### TASK GOAL
Quote word for word the lines starting at the line with "What does this" and ending at the final line of the entries. Leave out any pictures.

— START —

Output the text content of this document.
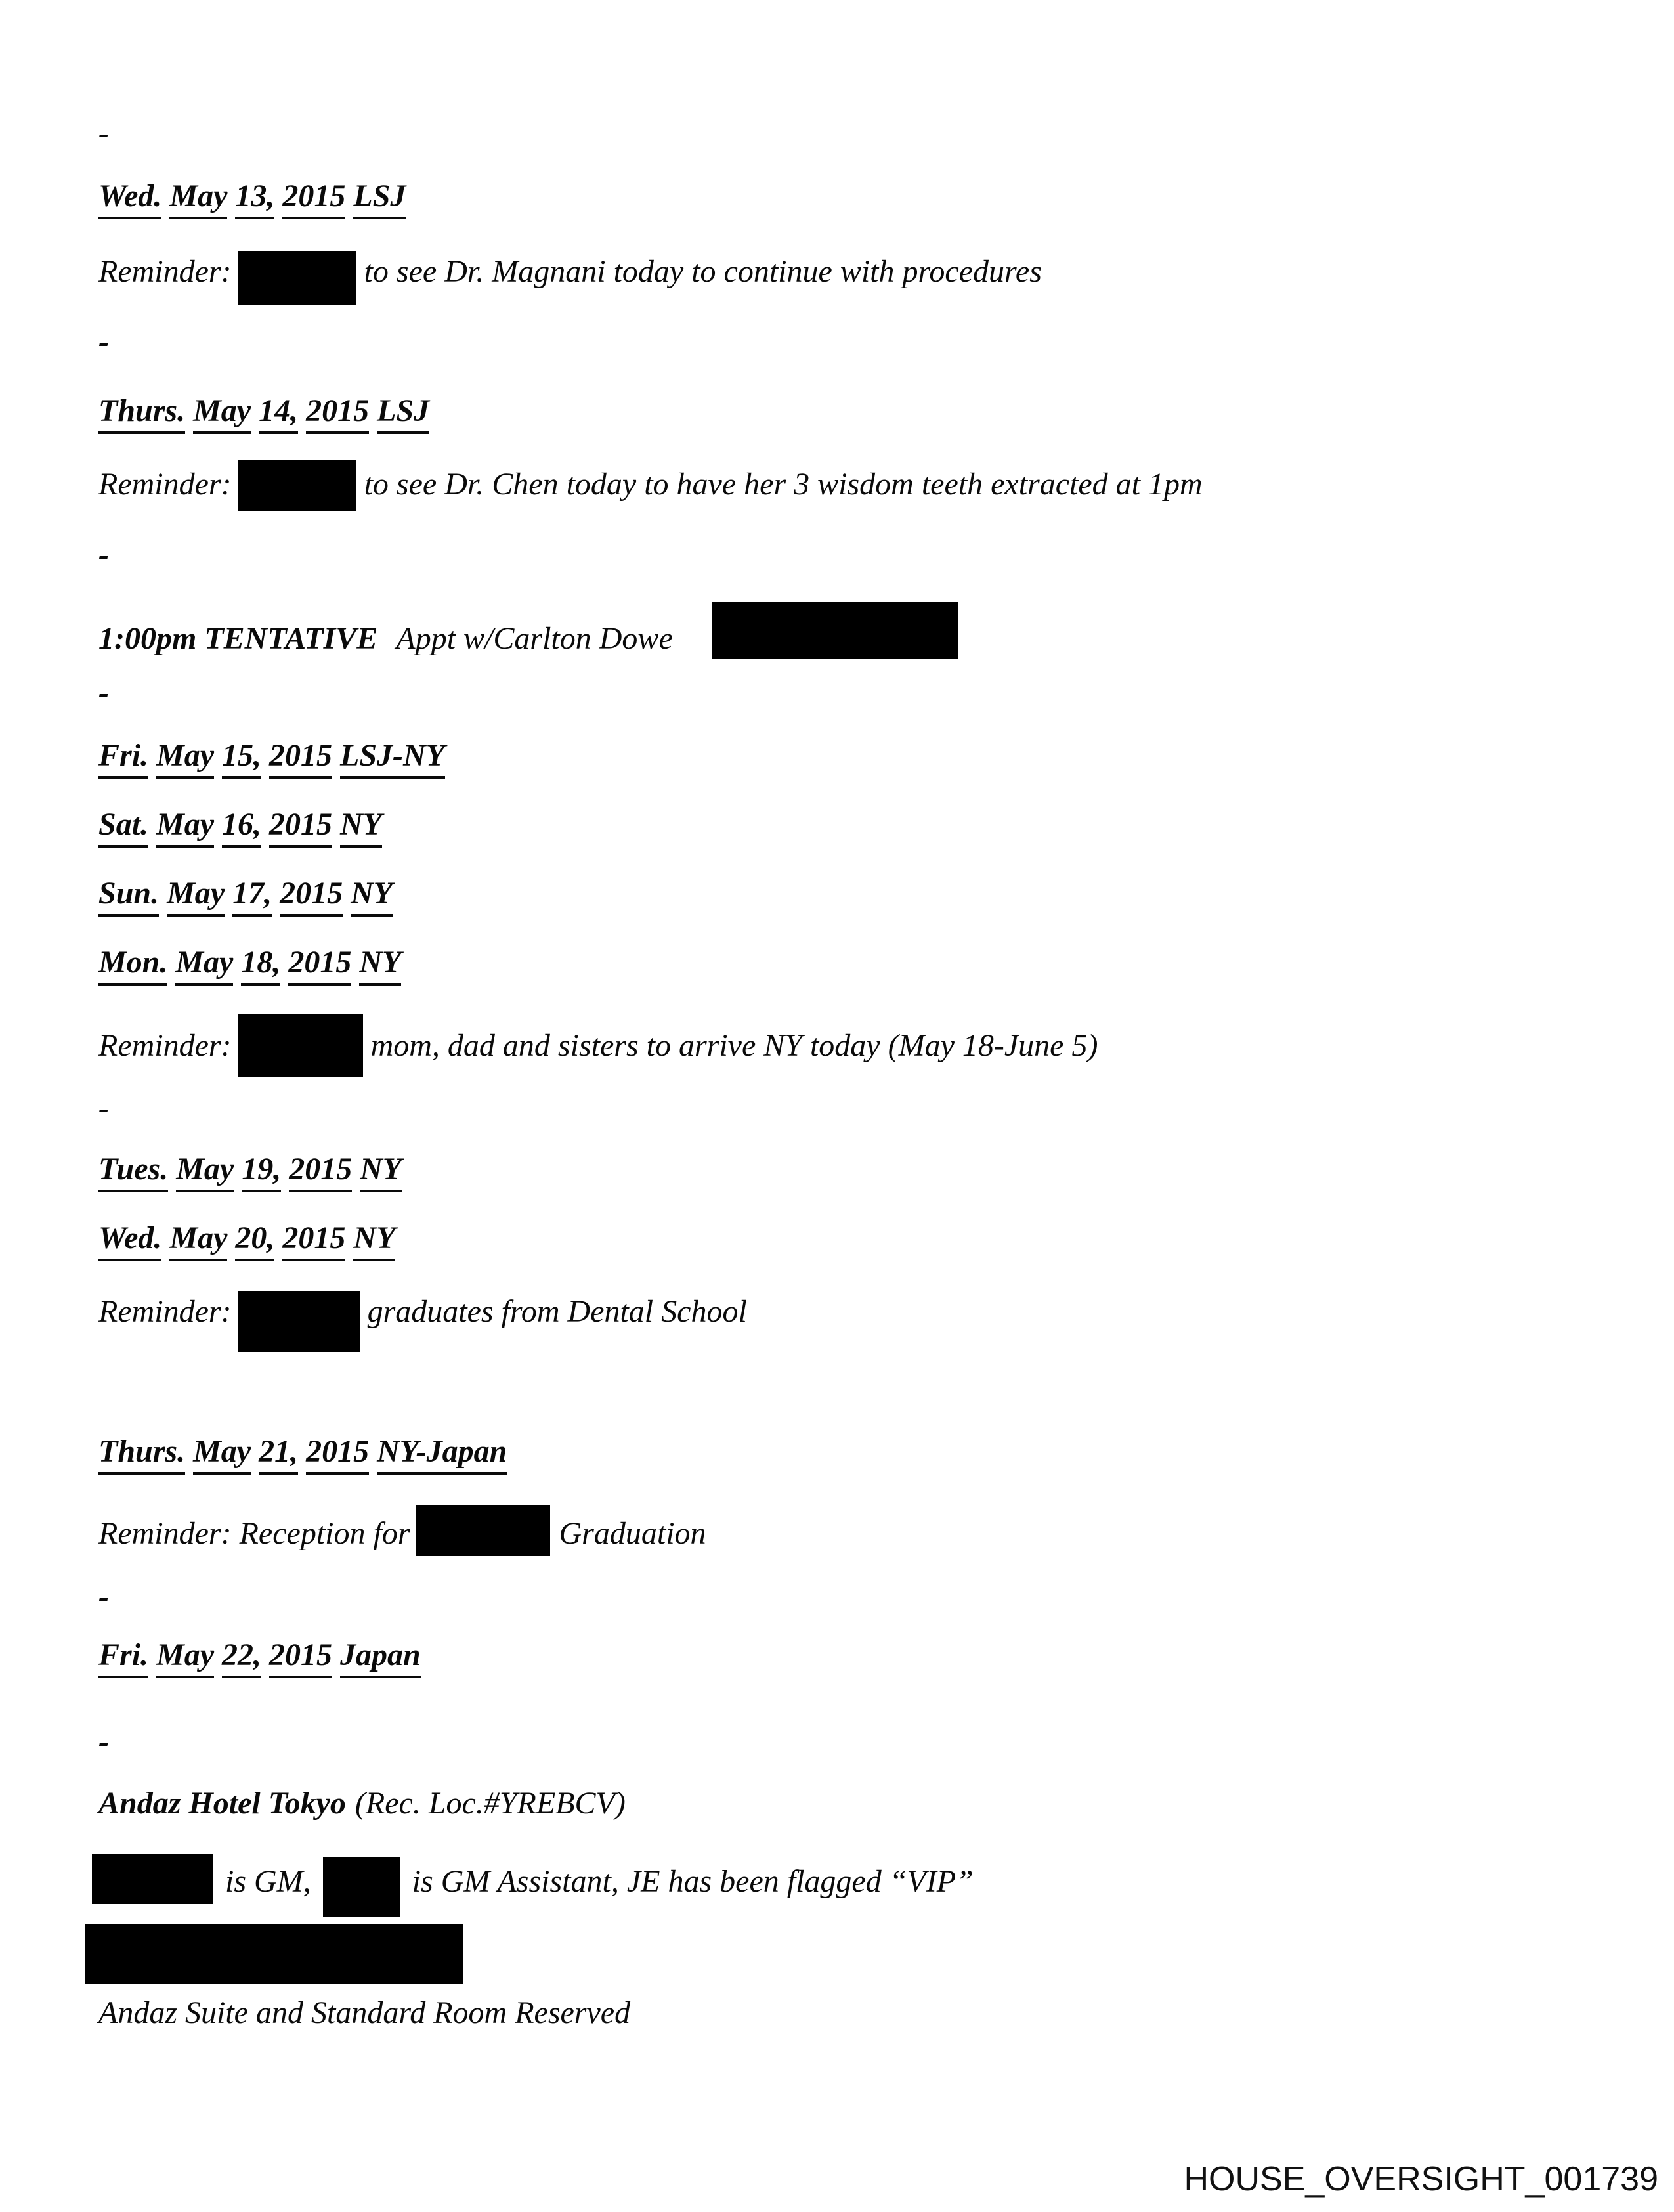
-
Wed. May 13, 2015 LSJ
Reminder:	to see Dr. Magnani today to continue with procedures
-
Thurs. May 14, 2015 LSJ
Reminder:	to see Dr. Chen today to have her 3 wisdom teeth extracted at 1pm
-
1:00pm TENTATIVE Appt w/Carlton Dowe
-
Fri. May 15, 2015 LSJ-NY
Sat. May 16, 2015 NY
Sun. May 17, 2015 NY
Mon. May 18, 2015 NY
Reminder:	mom, dad and sisters to arrive NY today (May 18-June 5)
-
Tues. May 19, 2015 NY
Wed. May 20, 2015 NY
Reminder:	graduates from Dental School
Thurs. May 21, 2015 NY-Japan
Reminder: Reception for	Graduation
-
Fri. May 22, 2015 Japan
-
Andaz Hotel Tokyo (Rec. Loc.#YREBCV)
is GM,	is GM Assistant, JE has been flagged “VIP”
Andaz Suite and Standard Room Reserved
HOUSE_OVERSIGHT_001739
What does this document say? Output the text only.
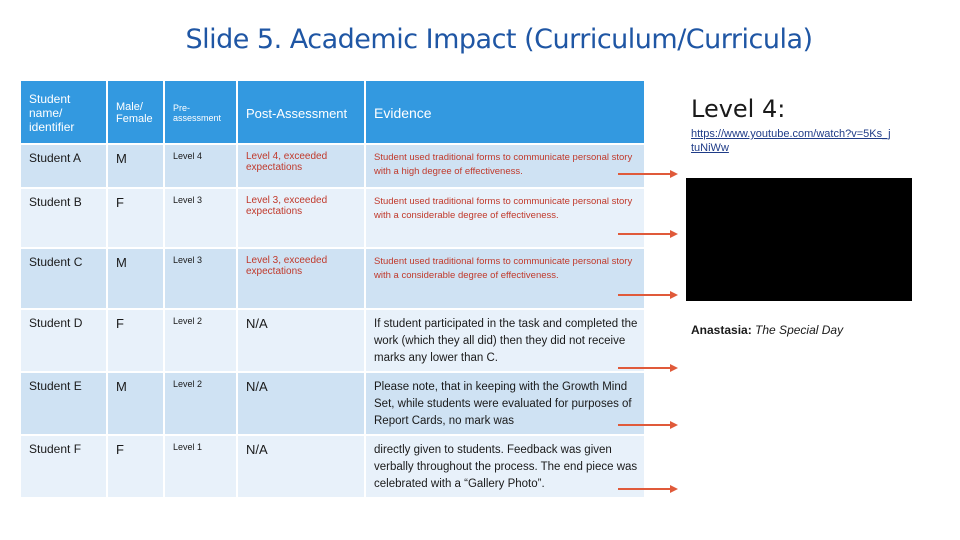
Slide 5. Academic Impact (Curriculum/Curricula)
Student name/ identifier	Male/ Female	Pre-assessment	Post-Assessment	Evidence
Student A	M	Level 4	Level 4, exceeded expectations	Student used traditional forms to communicate personal story with a high degree of effectiveness.
Student B	F	Level 3	Level 3, exceeded expectations	Student used traditional forms to communicate personal story with a considerable degree of effectiveness.
Student C	M	Level 3	Level 3, exceeded expectations	Student used traditional forms to communicate personal story with a considerable degree of effectiveness.
Student D	F	Level 2	N/A	If student participated in the task and completed the work (which they all did) then they did not receive marks any lower than C.
Student E	M	Level 2	N/A	Please note, that in keeping with the Growth Mind Set, while students were evaluated for purposes of Report Cards, no mark was
Student F	F	Level 1	N/A	directly given to students. Feedback was given verbally throughout the process. The end piece was celebrated with a “Gallery Photo”.
Level 4:
https://www.youtube.com/watch?v=5Ks_jtuNiWw
Anastasia: The Special Day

— END —

### EXERCISE ANSWER
What does this document say? Output the text only.
Slide 5. Academic Impact (Curriculum/Curricula)
Student name/ identifier	Male/ Female	Pre-assessment	Post-Assessment	Evidence
Student A	M	Level 4	Level 4, exceeded expectations	Student used traditional forms to communicate personal story with a high degree of effectiveness.
Student B	F	Level 3	Level 3, exceeded expectations	Student used traditional forms to communicate personal story with a considerable degree of effectiveness.
Student C	M	Level 3	Level 3, exceeded expectations	Student used traditional forms to communicate personal story with a considerable degree of effectiveness.
Student D	F	Level 2	N/A	If student participated in the task and completed the work (which they all did) then they did not receive marks any lower than C.
Student E	M	Level 2	N/A	Please note, that in keeping with the Growth Mind Set, while students were evaluated for purposes of Report Cards, no mark was
Student F	F	Level 1	N/A	directly given to students. Feedback was given verbally throughout the process. The end piece was celebrated with a “Gallery Photo”.
Level 4:
https://www.youtube.com/watch?v=5Ks_jtuNiWw
Anastasia: The Special Day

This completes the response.